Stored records
BEGIN
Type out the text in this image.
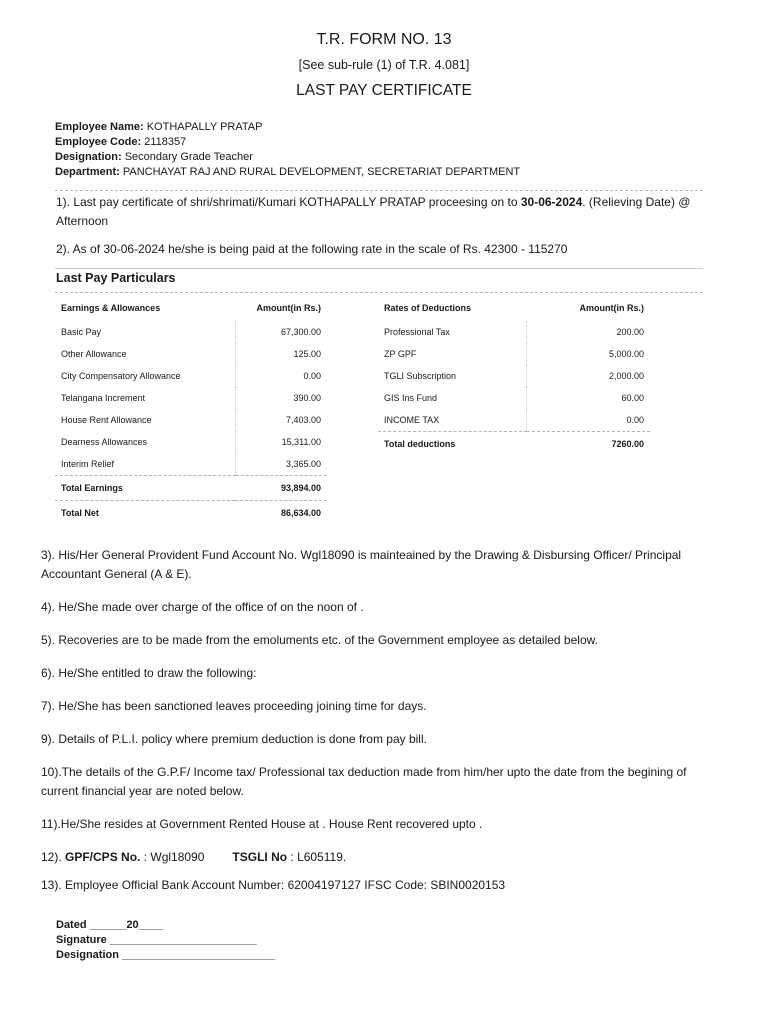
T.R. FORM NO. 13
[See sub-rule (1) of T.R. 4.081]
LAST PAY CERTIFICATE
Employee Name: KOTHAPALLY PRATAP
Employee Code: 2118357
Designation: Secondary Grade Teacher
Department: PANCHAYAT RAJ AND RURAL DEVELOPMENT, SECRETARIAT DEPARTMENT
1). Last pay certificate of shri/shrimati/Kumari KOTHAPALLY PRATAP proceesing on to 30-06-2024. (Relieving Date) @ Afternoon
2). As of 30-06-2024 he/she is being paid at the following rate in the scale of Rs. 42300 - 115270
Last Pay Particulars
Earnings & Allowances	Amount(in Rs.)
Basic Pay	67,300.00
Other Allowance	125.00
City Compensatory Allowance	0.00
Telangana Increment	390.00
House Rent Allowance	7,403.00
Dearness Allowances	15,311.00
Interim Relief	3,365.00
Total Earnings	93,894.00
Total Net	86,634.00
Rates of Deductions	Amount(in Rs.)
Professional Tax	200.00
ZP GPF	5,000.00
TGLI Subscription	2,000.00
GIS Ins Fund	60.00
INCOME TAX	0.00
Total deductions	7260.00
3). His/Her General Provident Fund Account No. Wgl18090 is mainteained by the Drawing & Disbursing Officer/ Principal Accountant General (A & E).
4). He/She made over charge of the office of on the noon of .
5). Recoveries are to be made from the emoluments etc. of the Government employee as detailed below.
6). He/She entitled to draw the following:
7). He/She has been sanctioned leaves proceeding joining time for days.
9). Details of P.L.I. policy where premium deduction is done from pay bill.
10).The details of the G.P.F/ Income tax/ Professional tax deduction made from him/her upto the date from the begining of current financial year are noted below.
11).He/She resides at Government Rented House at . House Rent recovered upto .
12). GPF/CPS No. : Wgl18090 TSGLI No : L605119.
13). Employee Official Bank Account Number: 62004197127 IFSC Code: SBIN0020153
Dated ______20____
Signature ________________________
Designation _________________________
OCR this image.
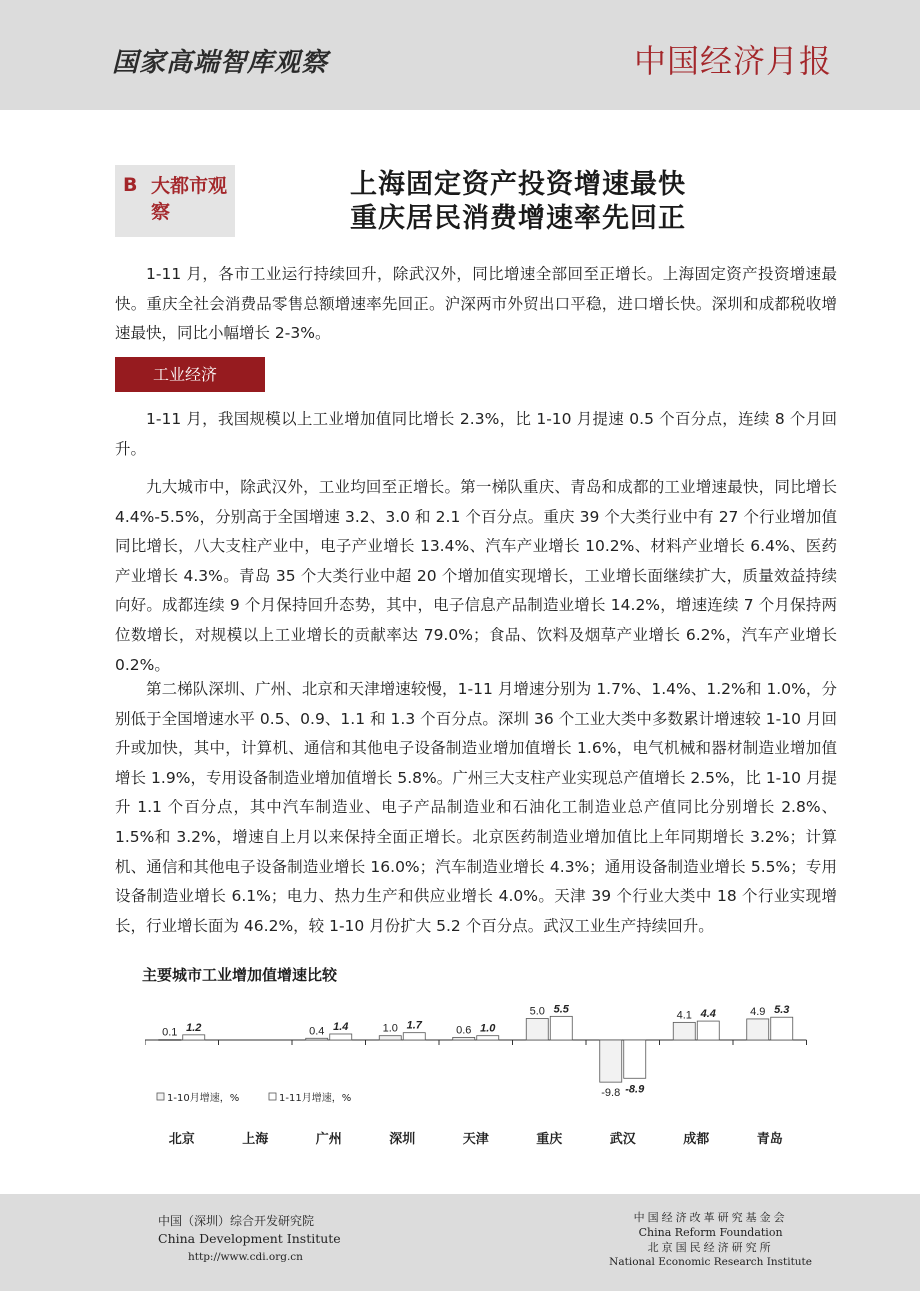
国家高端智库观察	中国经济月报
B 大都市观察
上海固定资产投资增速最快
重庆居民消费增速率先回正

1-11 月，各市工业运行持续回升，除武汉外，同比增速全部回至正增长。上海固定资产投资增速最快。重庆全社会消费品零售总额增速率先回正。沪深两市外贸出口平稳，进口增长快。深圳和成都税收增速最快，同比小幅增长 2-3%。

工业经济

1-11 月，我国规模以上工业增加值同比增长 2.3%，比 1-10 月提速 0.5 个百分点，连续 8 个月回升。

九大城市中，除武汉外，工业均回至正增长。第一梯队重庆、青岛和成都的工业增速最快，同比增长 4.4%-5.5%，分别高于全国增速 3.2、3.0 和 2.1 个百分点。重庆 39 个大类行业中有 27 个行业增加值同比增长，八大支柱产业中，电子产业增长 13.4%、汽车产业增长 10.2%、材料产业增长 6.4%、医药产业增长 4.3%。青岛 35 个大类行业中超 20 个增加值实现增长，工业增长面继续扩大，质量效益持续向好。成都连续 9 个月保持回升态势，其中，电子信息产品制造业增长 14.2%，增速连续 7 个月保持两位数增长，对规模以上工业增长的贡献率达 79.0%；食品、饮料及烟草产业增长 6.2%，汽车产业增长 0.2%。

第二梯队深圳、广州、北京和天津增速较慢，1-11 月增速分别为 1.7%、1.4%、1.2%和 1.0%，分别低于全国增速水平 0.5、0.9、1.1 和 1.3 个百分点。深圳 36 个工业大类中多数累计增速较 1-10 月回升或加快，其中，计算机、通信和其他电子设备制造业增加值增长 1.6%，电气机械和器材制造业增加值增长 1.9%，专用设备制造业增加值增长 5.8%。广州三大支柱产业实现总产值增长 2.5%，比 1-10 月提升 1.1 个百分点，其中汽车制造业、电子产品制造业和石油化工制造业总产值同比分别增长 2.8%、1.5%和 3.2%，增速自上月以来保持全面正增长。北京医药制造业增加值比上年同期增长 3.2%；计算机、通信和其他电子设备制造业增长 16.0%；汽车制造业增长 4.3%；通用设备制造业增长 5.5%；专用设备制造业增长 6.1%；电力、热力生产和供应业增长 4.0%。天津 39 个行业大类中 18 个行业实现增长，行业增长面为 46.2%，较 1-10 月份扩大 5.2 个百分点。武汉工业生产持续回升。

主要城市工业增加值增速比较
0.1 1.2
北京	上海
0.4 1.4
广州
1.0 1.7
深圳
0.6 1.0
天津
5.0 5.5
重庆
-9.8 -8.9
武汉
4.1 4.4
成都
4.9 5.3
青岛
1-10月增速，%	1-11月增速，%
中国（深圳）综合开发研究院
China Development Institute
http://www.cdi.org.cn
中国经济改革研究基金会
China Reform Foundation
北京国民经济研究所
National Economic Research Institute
END
What is expected: Omit the pictures, then quote the rest of the material above exactly.

Answer for this exercise:
Type out the text in this image.
T.R. FORM NO. 13
[See sub-rule (1) of T.R. 4.081]
LAST PAY CERTIFICATE
Employee Name: KOTHAPALLY PRATAP
Employee Code: 2118357
Designation: Secondary Grade Teacher
Department: PANCHAYAT RAJ AND RURAL DEVELOPMENT, SECRETARIAT DEPARTMENT
1). Last pay certificate of shri/shrimati/Kumari KOTHAPALLY PRATAP proceesing on to 30-06-2024. (Relieving Date) @ Afternoon
2). As of 30-06-2024 he/she is being paid at the following rate in the scale of Rs. 42300 - 115270
Last Pay Particulars
Earnings & Allowances	Amount(in Rs.)
Basic Pay	67,300.00
Other Allowance	125.00
City Compensatory Allowance	0.00
Telangana Increment	390.00
House Rent Allowance	7,403.00
Dearness Allowances	15,311.00
Interim Relief	3,365.00
Total Earnings	93,894.00
Total Net	86,634.00
Rates of Deductions	Amount(in Rs.)
Professional Tax	200.00
ZP GPF	5,000.00
TGLI Subscription	2,000.00
GIS Ins Fund	60.00
INCOME TAX	0.00
Total deductions	7260.00
3). His/Her General Provident Fund Account No. Wgl18090 is mainteained by the Drawing & Disbursing Officer/ Principal Accountant General (A & E).
4). He/She made over charge of the office of on the noon of .
5). Recoveries are to be made from the emoluments etc. of the Government employee as detailed below.
6). He/She entitled to draw the following:
7). He/She has been sanctioned leaves proceeding joining time for days.
9). Details of P.L.I. policy where premium deduction is done from pay bill.
10).The details of the G.P.F/ Income tax/ Professional tax deduction made from him/her upto the date from the begining of current financial year are noted below.
11).He/She resides at Government Rented House at . House Rent recovered upto .
12). GPF/CPS No. : Wgl18090 TSGLI No : L605119.
13). Employee Official Bank Account Number: 62004197127 IFSC Code: SBIN0020153
Dated ______20____
Signature ________________________
Designation _________________________
OCR this image.
国家高端智库观察	中国经济月报
B 大都市观察
上海固定资产投资增速最快
重庆居民消费增速率先回正

1-11 月，各市工业运行持续回升，除武汉外，同比增速全部回至正增长。上海固定资产投资增速最快。重庆全社会消费品零售总额增速率先回正。沪深两市外贸出口平稳，进口增长快。深圳和成都税收增速最快，同比小幅增长 2-3%。

工业经济

1-11 月，我国规模以上工业增加值同比增长 2.3%，比 1-10 月提速 0.5 个百分点，连续 8 个月回升。

九大城市中，除武汉外，工业均回至正增长。第一梯队重庆、青岛和成都的工业增速最快，同比增长 4.4%-5.5%，分别高于全国增速 3.2、3.0 和 2.1 个百分点。重庆 39 个大类行业中有 27 个行业增加值同比增长，八大支柱产业中，电子产业增长 13.4%、汽车产业增长 10.2%、材料产业增长 6.4%、医药产业增长 4.3%。青岛 35 个大类行业中超 20 个增加值实现增长，工业增长面继续扩大，质量效益持续向好。成都连续 9 个月保持回升态势，其中，电子信息产品制造业增长 14.2%，增速连续 7 个月保持两位数增长，对规模以上工业增长的贡献率达 79.0%；食品、饮料及烟草产业增长 6.2%，汽车产业增长 0.2%。

第二梯队深圳、广州、北京和天津增速较慢，1-11 月增速分别为 1.7%、1.4%、1.2%和 1.0%，分别低于全国增速水平 0.5、0.9、1.1 和 1.3 个百分点。深圳 36 个工业大类中多数累计增速较 1-10 月回升或加快，其中，计算机、通信和其他电子设备制造业增加值增长 1.6%，电气机械和器材制造业增加值增长 1.9%，专用设备制造业增加值增长 5.8%。广州三大支柱产业实现总产值增长 2.5%，比 1-10 月提升 1.1 个百分点，其中汽车制造业、电子产品制造业和石油化工制造业总产值同比分别增长 2.8%、1.5%和 3.2%，增速自上月以来保持全面正增长。北京医药制造业增加值比上年同期增长 3.2%；计算机、通信和其他电子设备制造业增长 16.0%；汽车制造业增长 4.3%；通用设备制造业增长 5.5%；专用设备制造业增长 6.1%；电力、热力生产和供应业增长 4.0%。天津 39 个行业大类中 18 个行业实现增长，行业增长面为 46.2%，较 1-10 月份扩大 5.2 个百分点。武汉工业生产持续回升。

主要城市工业增加值增速比较
0.1 1.2
北京	上海
0.4 1.4
广州
1.0 1.7
深圳
0.6 1.0
天津
5.0 5.5
重庆
-9.8 -8.9
武汉
4.1 4.4
成都
4.9 5.3
青岛
1-10月增速，%	1-11月增速，%
中国（深圳）综合开发研究院
China Development Institute
http://www.cdi.org.cn
中国经济改革研究基金会
China Reform Foundation
北京国民经济研究所
National Economic Research Institute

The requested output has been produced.